- Exercise prompt
Each entry below should be returned exactly as is, with the pictures removed.

::: Recorded information

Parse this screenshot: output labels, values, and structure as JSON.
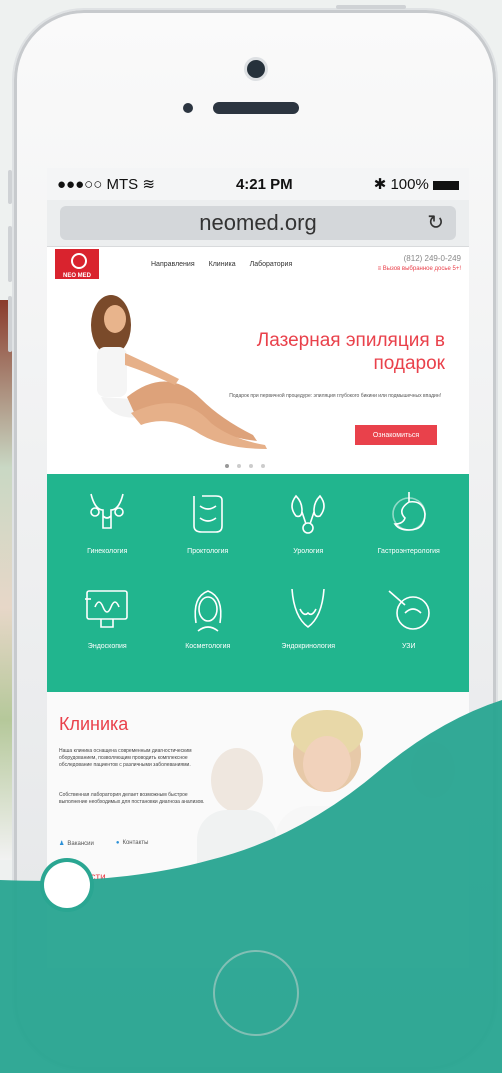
{
  "status": {
    "carrier": "●●●○○ MTS",
    "wifi": "wifi-icon",
    "time": "4:21 PM",
    "battery": "100%"
  },
  "browser": {
    "url": "neomed.org"
  },
  "site": {
    "nav": [
      "Направления",
      "Клиника",
      "Лаборатория"
    ],
    "phone": "(812) 249-0-249",
    "phone_sub": "≡ Вызов выбранное досье 5+!",
    "hero": {
      "title": "Лазерная эпиляция в подарок",
      "text": "Подарок при первичной процедуре: эпиляция глубокого бикини или подмышечных впадин!",
      "button": "Ознакомиться"
    },
    "services": [
      "Гинекология",
      "Проктология",
      "Урология",
      "Гастроэнтерология",
      "Эндоскопия",
      "Косметология",
      "Эндокринология",
      "УЗИ"
    ],
    "clinic": {
      "title": "Клиника",
      "p1": "Наша клиника оснащена современным диагностическим оборудованием, позволяющим проводить комплексное обследование пациентов с различными заболеваниями.",
      "p2": "Собственная лаборатория делает возможным быстрое выполнение необходимых для постановки диагноза анализов.",
      "link_vacancies": "Вакансии",
      "link_contacts": "Контакты",
      "news": "Новости"
    }
  },
  "colors": {
    "accent": "#e9414b",
    "teal": "#21b58e",
    "wave": "#2aa692"
  }
}
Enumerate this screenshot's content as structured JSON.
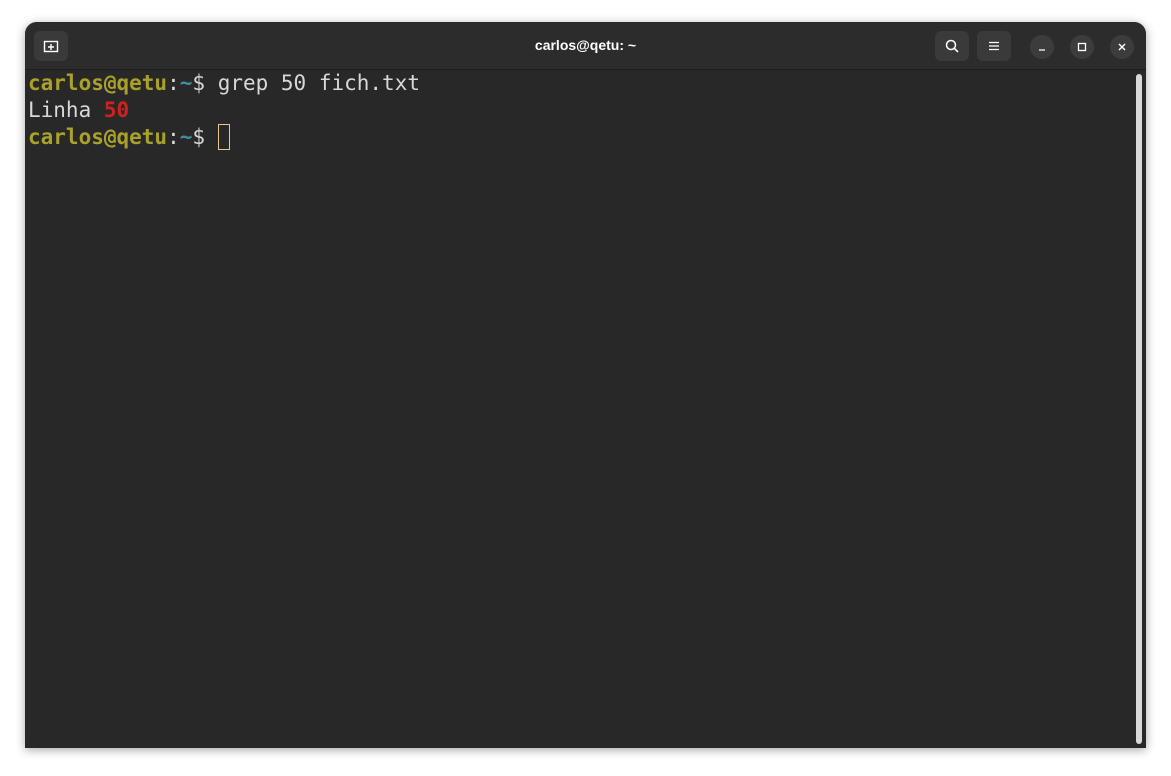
{
  "window": {
    "title": "carlos@qetu: ~"
  },
  "titlebar": {
    "new_tab_icon": "new-tab-icon",
    "search_icon": "search-icon",
    "menu_icon": "hamburger-menu-icon",
    "minimize_icon": "minimize-icon",
    "maximize_icon": "maximize-icon",
    "close_icon": "close-icon"
  },
  "terminal": {
    "lines": [
      {
        "user_host": "carlos@qetu",
        "sep": ":",
        "path": "~",
        "prompt": "$ ",
        "command": "grep 50 fich.txt"
      },
      {
        "output_prefix": "Linha ",
        "output_match": "50"
      },
      {
        "user_host": "carlos@qetu",
        "sep": ":",
        "path": "~",
        "prompt": "$ ",
        "command": ""
      }
    ]
  },
  "colors": {
    "background": "#282828",
    "user_host": "#a9a12a",
    "path": "#3f8f9d",
    "match": "#d02020",
    "text": "#d8d8d8"
  }
}
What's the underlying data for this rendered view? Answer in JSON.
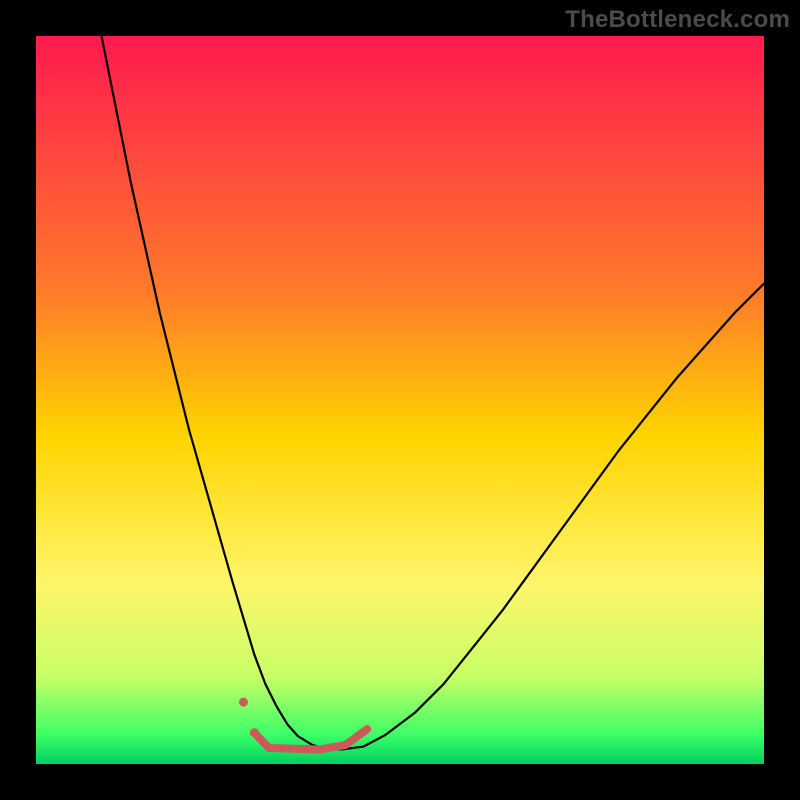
{
  "watermark": "TheBottleneck.com",
  "chart_data": {
    "type": "line",
    "title": "",
    "xlabel": "",
    "ylabel": "",
    "xlim": [
      0,
      100
    ],
    "ylim": [
      0,
      100
    ],
    "gradient_stops": [
      {
        "offset": 0,
        "color": "#ff1a4f"
      },
      {
        "offset": 35,
        "color": "#ff7a2a"
      },
      {
        "offset": 55,
        "color": "#ffd400"
      },
      {
        "offset": 75,
        "color": "#fff56a"
      },
      {
        "offset": 88,
        "color": "#c8ff66"
      },
      {
        "offset": 96,
        "color": "#3cff66"
      },
      {
        "offset": 100,
        "color": "#00d060"
      }
    ],
    "series": [
      {
        "name": "bottleneck-curve",
        "stroke": "#000000",
        "stroke_width": 2.2,
        "x": [
          9,
          11,
          13,
          15,
          17,
          19,
          21,
          23,
          25,
          27,
          28.5,
          30,
          31.5,
          33,
          34.5,
          36,
          38,
          40,
          42,
          45,
          48,
          52,
          56,
          60,
          64,
          68,
          72,
          76,
          80,
          84,
          88,
          92,
          96,
          100
        ],
        "y": [
          100,
          90,
          80,
          71,
          62,
          54,
          46,
          39,
          32,
          25,
          20,
          15,
          11,
          8,
          5.5,
          3.8,
          2.6,
          2.0,
          2.0,
          2.4,
          4,
          7,
          11,
          16,
          21,
          26.5,
          32,
          37.5,
          43,
          48,
          53,
          57.5,
          62,
          66
        ]
      }
    ],
    "markers": {
      "stroke": "#cc5a5a",
      "stroke_width": 8,
      "dot_radius": 4.5,
      "points": [
        {
          "x": 28.5,
          "y": 8.5,
          "type": "dot"
        },
        {
          "x": 30.0,
          "y": 4.3,
          "type": "dot"
        },
        {
          "x1": 30.0,
          "y1": 4.3,
          "x2": 32.0,
          "y2": 2.2,
          "type": "seg"
        },
        {
          "x1": 32.0,
          "y1": 2.2,
          "x2": 39.0,
          "y2": 2.0,
          "type": "seg"
        },
        {
          "x1": 39.0,
          "y1": 2.0,
          "x2": 42.5,
          "y2": 2.6,
          "type": "seg"
        },
        {
          "x1": 42.5,
          "y1": 2.6,
          "x2": 45.5,
          "y2": 4.8,
          "type": "seg"
        }
      ]
    }
  }
}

::::::

- Correct output
Parse this screenshot: output labels, values, and structure as JSON.
{
  "status": {
    "carrier": "●●●○○ MTS",
    "wifi": "wifi-icon",
    "time": "4:21 PM",
    "battery": "100%"
  },
  "browser": {
    "url": "neomed.org"
  },
  "site": {
    "nav": [
      "Направления",
      "Клиника",
      "Лаборатория"
    ],
    "phone": "(812) 249-0-249",
    "phone_sub": "≡ Вызов выбранное досье 5+!",
    "hero": {
      "title": "Лазерная эпиляция в подарок",
      "text": "Подарок при первичной процедуре: эпиляция глубокого бикини или подмышечных впадин!",
      "button": "Ознакомиться"
    },
    "services": [
      "Гинекология",
      "Проктология",
      "Урология",
      "Гастроэнтерология",
      "Эндоскопия",
      "Косметология",
      "Эндокринология",
      "УЗИ"
    ],
    "clinic": {
      "title": "Клиника",
      "p1": "Наша клиника оснащена современным диагностическим оборудованием, позволяющим проводить комплексное обследование пациентов с различными заболеваниями.",
      "p2": "Собственная лаборатория делает возможным быстрое выполнение необходимых для постановки диагноза анализов.",
      "link_vacancies": "Вакансии",
      "link_contacts": "Контакты",
      "news": "Новости"
    }
  },
  "colors": {
    "accent": "#e9414b",
    "teal": "#21b58e",
    "wave": "#2aa692"
  }
}
Enumerate this screenshot's content as structured JSON.
{
  "window": {
    "title": "carlos@qetu: ~"
  },
  "titlebar": {
    "new_tab_icon": "new-tab-icon",
    "search_icon": "search-icon",
    "menu_icon": "hamburger-menu-icon",
    "minimize_icon": "minimize-icon",
    "maximize_icon": "maximize-icon",
    "close_icon": "close-icon"
  },
  "terminal": {
    "lines": [
      {
        "user_host": "carlos@qetu",
        "sep": ":",
        "path": "~",
        "prompt": "$ ",
        "command": "grep 50 fich.txt"
      },
      {
        "output_prefix": "Linha ",
        "output_match": "50"
      },
      {
        "user_host": "carlos@qetu",
        "sep": ":",
        "path": "~",
        "prompt": "$ ",
        "command": ""
      }
    ]
  },
  "colors": {
    "background": "#282828",
    "user_host": "#a9a12a",
    "path": "#3f8f9d",
    "match": "#d02020",
    "text": "#d8d8d8"
  }
}
What's the underlying data for this rendered view? Answer in JSON.
{
  "watermark": "TheBottleneck.com",
  "chart_data": {
    "type": "line",
    "title": "",
    "xlabel": "",
    "ylabel": "",
    "xlim": [
      0,
      100
    ],
    "ylim": [
      0,
      100
    ],
    "gradient_stops": [
      {
        "offset": 0,
        "color": "#ff1a4f"
      },
      {
        "offset": 35,
        "color": "#ff7a2a"
      },
      {
        "offset": 55,
        "color": "#ffd400"
      },
      {
        "offset": 75,
        "color": "#fff56a"
      },
      {
        "offset": 88,
        "color": "#c8ff66"
      },
      {
        "offset": 96,
        "color": "#3cff66"
      },
      {
        "offset": 100,
        "color": "#00d060"
      }
    ],
    "series": [
      {
        "name": "bottleneck-curve",
        "stroke": "#000000",
        "stroke_width": 2.2,
        "x": [
          9,
          11,
          13,
          15,
          17,
          19,
          21,
          23,
          25,
          27,
          28.5,
          30,
          31.5,
          33,
          34.5,
          36,
          38,
          40,
          42,
          45,
          48,
          52,
          56,
          60,
          64,
          68,
          72,
          76,
          80,
          84,
          88,
          92,
          96,
          100
        ],
        "y": [
          100,
          90,
          80,
          71,
          62,
          54,
          46,
          39,
          32,
          25,
          20,
          15,
          11,
          8,
          5.5,
          3.8,
          2.6,
          2.0,
          2.0,
          2.4,
          4,
          7,
          11,
          16,
          21,
          26.5,
          32,
          37.5,
          43,
          48,
          53,
          57.5,
          62,
          66
        ]
      }
    ],
    "markers": {
      "stroke": "#cc5a5a",
      "stroke_width": 8,
      "dot_radius": 4.5,
      "points": [
        {
          "x": 28.5,
          "y": 8.5,
          "type": "dot"
        },
        {
          "x": 30.0,
          "y": 4.3,
          "type": "dot"
        },
        {
          "x1": 30.0,
          "y1": 4.3,
          "x2": 32.0,
          "y2": 2.2,
          "type": "seg"
        },
        {
          "x1": 32.0,
          "y1": 2.2,
          "x2": 39.0,
          "y2": 2.0,
          "type": "seg"
        },
        {
          "x1": 39.0,
          "y1": 2.0,
          "x2": 42.5,
          "y2": 2.6,
          "type": "seg"
        },
        {
          "x1": 42.5,
          "y1": 2.6,
          "x2": 45.5,
          "y2": 4.8,
          "type": "seg"
        }
      ]
    }
  }
}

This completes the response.